(Set task):
Without the pictures, output the records below word for word.

▬▬▬▬▬▬

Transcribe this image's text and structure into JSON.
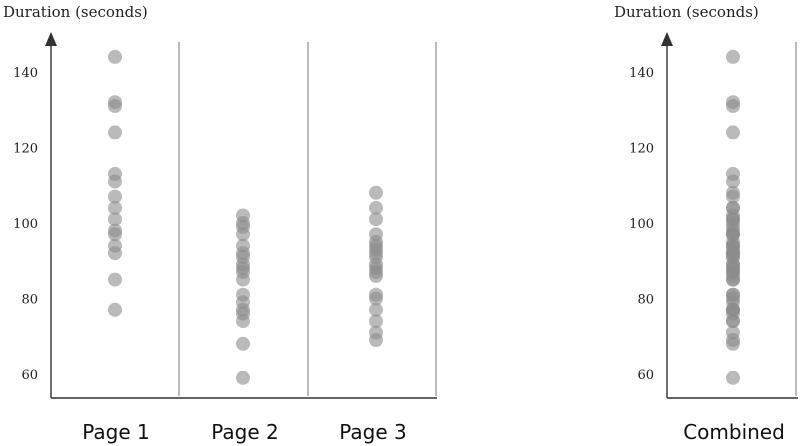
{
  "chart_data": [
    {
      "type": "scatter",
      "title": "",
      "ylabel": "Duration (seconds)",
      "xlabel": "",
      "ylim": [
        55,
        150
      ],
      "yticks": [
        60,
        80,
        100,
        120,
        140
      ],
      "categories": [
        "Page 1",
        "Page 2",
        "Page 3"
      ],
      "series": [
        {
          "category": "Page 1",
          "values": [
            144,
            132,
            131,
            124,
            113,
            111,
            107,
            104,
            101,
            98,
            97,
            94,
            92,
            85,
            77
          ]
        },
        {
          "category": "Page 2",
          "values": [
            102,
            100,
            99,
            97,
            94,
            92,
            91,
            89,
            88,
            87,
            85,
            81,
            79,
            77,
            76,
            74,
            68,
            59
          ]
        },
        {
          "category": "Page 3",
          "values": [
            108,
            104,
            101,
            97,
            95,
            94,
            93,
            92,
            91,
            89,
            88,
            87,
            86,
            81,
            80,
            77,
            74,
            71,
            69
          ]
        }
      ],
      "colors": {
        "dot": "#8c8c8c",
        "axis": "#333333"
      }
    },
    {
      "type": "scatter",
      "title": "",
      "ylabel": "Duration (seconds)",
      "xlabel": "",
      "ylim": [
        55,
        150
      ],
      "yticks": [
        60,
        80,
        100,
        120,
        140
      ],
      "categories": [
        "Combined"
      ],
      "series": [
        {
          "category": "Combined",
          "values": [
            144,
            132,
            131,
            124,
            113,
            111,
            107,
            104,
            101,
            98,
            97,
            94,
            92,
            85,
            77,
            102,
            100,
            99,
            97,
            94,
            92,
            91,
            89,
            88,
            87,
            85,
            81,
            79,
            77,
            76,
            74,
            68,
            59,
            108,
            104,
            101,
            97,
            95,
            94,
            93,
            92,
            91,
            89,
            88,
            87,
            86,
            81,
            80,
            77,
            74,
            71,
            69
          ]
        }
      ],
      "colors": {
        "dot": "#8c8c8c",
        "axis": "#333333"
      }
    }
  ]
}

▬▬▬▬▬▬

(Correct output):
Transcribe this image's text and structure into JSON.
{
  "chart_data": [
    {
      "type": "scatter",
      "title": "",
      "ylabel": "Duration (seconds)",
      "xlabel": "",
      "ylim": [
        55,
        150
      ],
      "yticks": [
        60,
        80,
        100,
        120,
        140
      ],
      "categories": [
        "Page 1",
        "Page 2",
        "Page 3"
      ],
      "series": [
        {
          "category": "Page 1",
          "values": [
            144,
            132,
            131,
            124,
            113,
            111,
            107,
            104,
            101,
            98,
            97,
            94,
            92,
            85,
            77
          ]
        },
        {
          "category": "Page 2",
          "values": [
            102,
            100,
            99,
            97,
            94,
            92,
            91,
            89,
            88,
            87,
            85,
            81,
            79,
            77,
            76,
            74,
            68,
            59
          ]
        },
        {
          "category": "Page 3",
          "values": [
            108,
            104,
            101,
            97,
            95,
            94,
            93,
            92,
            91,
            89,
            88,
            87,
            86,
            81,
            80,
            77,
            74,
            71,
            69
          ]
        }
      ],
      "colors": {
        "dot": "#8c8c8c",
        "axis": "#333333"
      }
    },
    {
      "type": "scatter",
      "title": "",
      "ylabel": "Duration (seconds)",
      "xlabel": "",
      "ylim": [
        55,
        150
      ],
      "yticks": [
        60,
        80,
        100,
        120,
        140
      ],
      "categories": [
        "Combined"
      ],
      "series": [
        {
          "category": "Combined",
          "values": [
            144,
            132,
            131,
            124,
            113,
            111,
            107,
            104,
            101,
            98,
            97,
            94,
            92,
            85,
            77,
            102,
            100,
            99,
            97,
            94,
            92,
            91,
            89,
            88,
            87,
            85,
            81,
            79,
            77,
            76,
            74,
            68,
            59,
            108,
            104,
            101,
            97,
            95,
            94,
            93,
            92,
            91,
            89,
            88,
            87,
            86,
            81,
            80,
            77,
            74,
            71,
            69
          ]
        }
      ],
      "colors": {
        "dot": "#8c8c8c",
        "axis": "#333333"
      }
    }
  ]
}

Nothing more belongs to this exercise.